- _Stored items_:
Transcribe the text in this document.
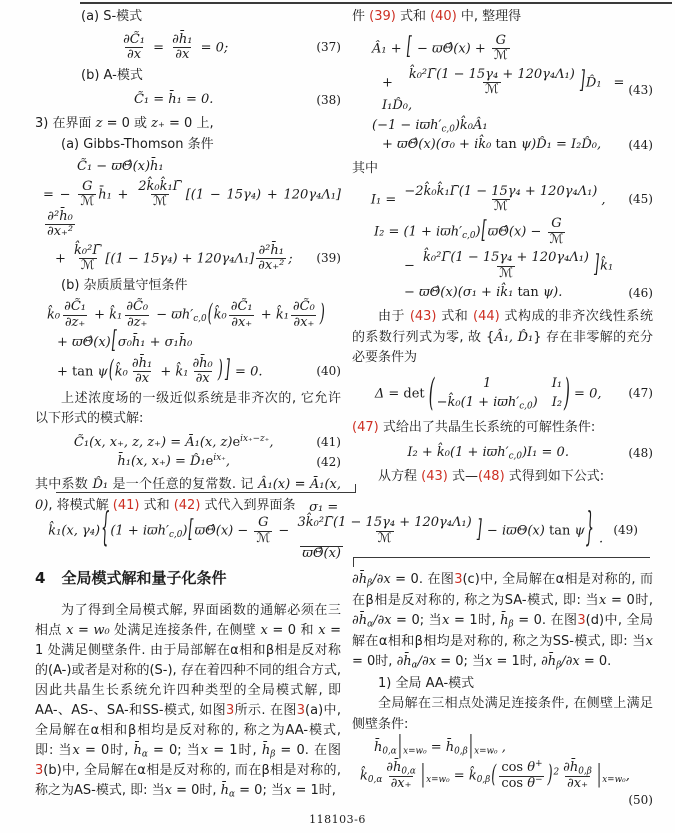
(a) S-模式
$\frac{\text{∂C̃₁}}{\partial x} = \frac{\text{∂h̄₁}}{\partial x} = 0$;	(37)
(b) A-模式
C̃₁ = h̄₁ = 0.	(38)
3) 在界面 z = 0 或 z₊ = 0 上,
(a) Gibbs-Thomson 条件
C̃₁ − ϖΘ̂(x)h̄₁
= −
G
ℳ h̄₁ +
2k̂₀k̂₁Γ̄
ℳ [(1 − 15γ₄) + 120γ₄Λ₁]
$\frac{\text{∂²h̄₀}}{\text{∂x₊²}}$
+
k̂₀²Γ̄
ℳ $[(1 - 15\gamma_4) + 120\gamma_4\Lambda_1] \frac{\text{∂²h̄₁}}{\text{∂x₊²}}$ ;	(39)
(b) 杂质质量守恒条件
k̂₀ $\frac{\text{∂C̃₁}}{\partial z_+}$ + k̂₁ $\frac{\text{∂C̃₀}}{\partial z_+}$ − $ϖh'_{c,0}(k̂_0 \frac{\text{∂C̃₁}}{\partial x_+}$ + k̂₁ $\frac{\text{∂C̃₀}}{\partial x_+}$ )
+ ϖΘ̂(x)[σ₀h̄₁ + σ₁h̄₀
+ tan ψ(k̂₀ $\frac{\text{∂h̄₁}}{\partial x}$ + k̂₁ $\frac{\text{∂h̄₀}}{\partial x}$ ) ] = 0.	(40)
上述浓度场的一级近似系统是非齐次的, 它允许以下形式的模式解:
C̃₁(x, x₊, z, z₊) = Ā₁(x, $z)e^{ix_+-z_+}$,	(41)
h̄₁(x, $x_+) = D̂_1e^{ix_+}$,	(42)
其中系数 D̂₁ 是一个任意的复常数. 记 Â₁(x) = Ā₁(x, 0), 将模式解 (41) 式和 (42) 式代入到界面条
件 (39) 式和 (40) 中, 整理得
Â₁ + [ − ϖΘ̂(x) +
G
ℳ
+
k̂₀²Γ̄(1 − 15γ₄ + 120γ₄Λ₁)
ℳ	]D̂₁ = I₁D̂₀,
(43)
$(-1 - iϖh'_{c,0})k̂_0Â_1$
+ ϖΘ̂(x)(σ₀ + ik̂₀ tan ψ)D̂₁ = I₂D̂₀,	(44)
其中
I₁ =
−2k̂₀k̂₁Γ̄(1 − 15γ₄ + 120γ₄Λ₁)
ℳ	,	(45)
$I_2 = (1 + iϖh'_{c,0})[ϖ\Thetâ(x)$ −
G
ℳ
−
k̂₀²Γ̄(1 − 15γ₄ + 120γ₄Λ₁)
ℳ	]k̂₁
− ϖΘ̂(x)(σ₁ + ik̂₁ tan ψ).	(46)
由于 (43) 式和 (44) 式构成的非齐次线性系统的系数行列式为零, 故 {Â₁, D̂₁} 存在非零解的充分必要条件为
Δ = det (	1	I₁
−k̂₀(1 + $iϖh'_{c,0}$) I₂ ) = 0,	(47)
(47) 式给出了共晶生长系统的可解性条件:
I₂ + k̂₀(1 + $iϖh'_{c,0})I_1 = 0$.	(48)
从方程 (43) 式—(48) 式得到如下公式:
σ₁ =
k̂₁(x, $\gamma_4)\{(1 + iϖh'_{c,0})[ϖ\Thetâ(x)$ −
G
ℳ −
3k̂₀²Γ̄(1 − 15γ₄ + 120γ₄Λ₁)
ℳ	] − iϖΘ(x) tan ψ}
ϖΘ̂(x)
.
(49)
4 全局模式解和量子化条件
为了得到全局模式解, 界面函数的通解必须在三相点 x = w₀ 处满足连接条件, 在侧壁 x = 0 和 x = 1 处满足侧壁条件. 由于局部解在α相和β相是反对称的(A-)或者是对称的(S-), 存在着四种不同的组合方式, 因此共晶生长系统允许四种类型的全局模式解, 即AA-、AS-、SA-和SS-模式, 如图3所示. 在图3(a)中, 全局解在α相和β相均是反对称的, 称之为AA-模式, 即: 当x = 0时, $h̄_\alpha = 0$; 当x = 1时, $h̄_\beta = 0$. 在图3(b)中, 全局解在α相是反对称的, 而在β相是对称的, 称之为AS-模式, 即: 当x = 0时, $h̄_\alpha = 0$; 当x = 1时,
$\partial h̄_\beta/\partial x = 0$. 在图3(c)中, 全局解在α相是对称的, 而在β相是反对称的, 称之为SA-模式, 即: 当x = 0时, $\partial h̄_\alpha/\partial x = 0$; 当x = 1时, $h̄_\beta = 0$. 在图3(d)中, 全局解在α相和β相均是对称的, 称之为SS-模式, 即: 当x = 0时, $\partial h̄_\alpha/\partial x = 0$; 当x = 1时, $\partial h̄_\beta/\partial x = 0$.
1) 全局 AA-模式
全局解在三相点处满足连接条件, 在侧壁上满足侧壁条件:
$h̄_{0,\alpha}|_{x=w_0}$ = $h̄_{0,\beta}|_{x=w_0}$ ,
$k̂_{0,\alpha} \frac{\partial h̄_{0,\alpha}}{\partial x_+} |_{x=w_0}$ = $k̂_{0,\beta}( \frac{\cos \theta^+}{\cos \theta^-} )^2 \frac{\partial h̄_{0,\beta}}{\partial x_+} |_{x=w_0}$,
(50)
118103-6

- _TASK TO CARRY OUT_: Make an exact copy of the records above, with the pictures left out.

- _EXPECTED ANSWER_:
Transcribe the text in this document.
(a) S-模式
$\frac{\text{∂C̃₁}}{\partial x} = \frac{\text{∂h̄₁}}{\partial x} = 0$;	(37)
(b) A-模式
C̃₁ = h̄₁ = 0.	(38)
3) 在界面 z = 0 或 z₊ = 0 上,
(a) Gibbs-Thomson 条件
C̃₁ − ϖΘ̂(x)h̄₁
= −
G
ℳ h̄₁ +
2k̂₀k̂₁Γ̄
ℳ [(1 − 15γ₄) + 120γ₄Λ₁]
$\frac{\text{∂²h̄₀}}{\text{∂x₊²}}$
+
k̂₀²Γ̄
ℳ $[(1 - 15\gamma_4) + 120\gamma_4\Lambda_1] \frac{\text{∂²h̄₁}}{\text{∂x₊²}}$ ;	(39)
(b) 杂质质量守恒条件
k̂₀ $\frac{\text{∂C̃₁}}{\partial z_+}$ + k̂₁ $\frac{\text{∂C̃₀}}{\partial z_+}$ − $ϖh'_{c,0}(k̂_0 \frac{\text{∂C̃₁}}{\partial x_+}$ + k̂₁ $\frac{\text{∂C̃₀}}{\partial x_+}$ )
+ ϖΘ̂(x)[σ₀h̄₁ + σ₁h̄₀
+ tan ψ(k̂₀ $\frac{\text{∂h̄₁}}{\partial x}$ + k̂₁ $\frac{\text{∂h̄₀}}{\partial x}$ ) ] = 0.	(40)
上述浓度场的一级近似系统是非齐次的, 它允许以下形式的模式解:
C̃₁(x, x₊, z, z₊) = Ā₁(x, $z)e^{ix_+-z_+}$,	(41)
h̄₁(x, $x_+) = D̂_1e^{ix_+}$,	(42)
其中系数 D̂₁ 是一个任意的复常数. 记 Â₁(x) = Ā₁(x, 0), 将模式解 (41) 式和 (42) 式代入到界面条
件 (39) 式和 (40) 中, 整理得
Â₁ + [ − ϖΘ̂(x) +
G
ℳ
+
k̂₀²Γ̄(1 − 15γ₄ + 120γ₄Λ₁)
ℳ	]D̂₁ = I₁D̂₀,
(43)
$(-1 - iϖh'_{c,0})k̂_0Â_1$
+ ϖΘ̂(x)(σ₀ + ik̂₀ tan ψ)D̂₁ = I₂D̂₀,	(44)
其中
I₁ =
−2k̂₀k̂₁Γ̄(1 − 15γ₄ + 120γ₄Λ₁)
ℳ	,	(45)
$I_2 = (1 + iϖh'_{c,0})[ϖ\Thetâ(x)$ −
G
ℳ
−
k̂₀²Γ̄(1 − 15γ₄ + 120γ₄Λ₁)
ℳ	]k̂₁
− ϖΘ̂(x)(σ₁ + ik̂₁ tan ψ).	(46)
由于 (43) 式和 (44) 式构成的非齐次线性系统的系数行列式为零, 故 {Â₁, D̂₁} 存在非零解的充分必要条件为
Δ = det (	1	I₁
−k̂₀(1 + $iϖh'_{c,0}$) I₂ ) = 0,	(47)
(47) 式给出了共晶生长系统的可解性条件:
I₂ + k̂₀(1 + $iϖh'_{c,0})I_1 = 0$.	(48)
从方程 (43) 式—(48) 式得到如下公式:
σ₁ =
k̂₁(x, $\gamma_4)\{(1 + iϖh'_{c,0})[ϖ\Thetâ(x)$ −
G
ℳ −
3k̂₀²Γ̄(1 − 15γ₄ + 120γ₄Λ₁)
ℳ	] − iϖΘ(x) tan ψ}
ϖΘ̂(x)
.
(49)
4 全局模式解和量子化条件
为了得到全局模式解, 界面函数的通解必须在三相点 x = w₀ 处满足连接条件, 在侧壁 x = 0 和 x = 1 处满足侧壁条件. 由于局部解在α相和β相是反对称的(A-)或者是对称的(S-), 存在着四种不同的组合方式, 因此共晶生长系统允许四种类型的全局模式解, 即AA-、AS-、SA-和SS-模式, 如图3所示. 在图3(a)中, 全局解在α相和β相均是反对称的, 称之为AA-模式, 即: 当x = 0时, $h̄_\alpha = 0$; 当x = 1时, $h̄_\beta = 0$. 在图3(b)中, 全局解在α相是反对称的, 而在β相是对称的, 称之为AS-模式, 即: 当x = 0时, $h̄_\alpha = 0$; 当x = 1时,
$\partial h̄_\beta/\partial x = 0$. 在图3(c)中, 全局解在α相是对称的, 而在β相是反对称的, 称之为SA-模式, 即: 当x = 0时, $\partial h̄_\alpha/\partial x = 0$; 当x = 1时, $h̄_\beta = 0$. 在图3(d)中, 全局解在α相和β相均是对称的, 称之为SS-模式, 即: 当x = 0时, $\partial h̄_\alpha/\partial x = 0$; 当x = 1时, $\partial h̄_\beta/\partial x = 0$.
1) 全局 AA-模式
全局解在三相点处满足连接条件, 在侧壁上满足侧壁条件:
$h̄_{0,\alpha}|_{x=w_0}$ = $h̄_{0,\beta}|_{x=w_0}$ ,
$k̂_{0,\alpha} \frac{\partial h̄_{0,\alpha}}{\partial x_+} |_{x=w_0}$ = $k̂_{0,\beta}( \frac{\cos \theta^+}{\cos \theta^-} )^2 \frac{\partial h̄_{0,\beta}}{\partial x_+} |_{x=w_0}$,
(50)
118103-6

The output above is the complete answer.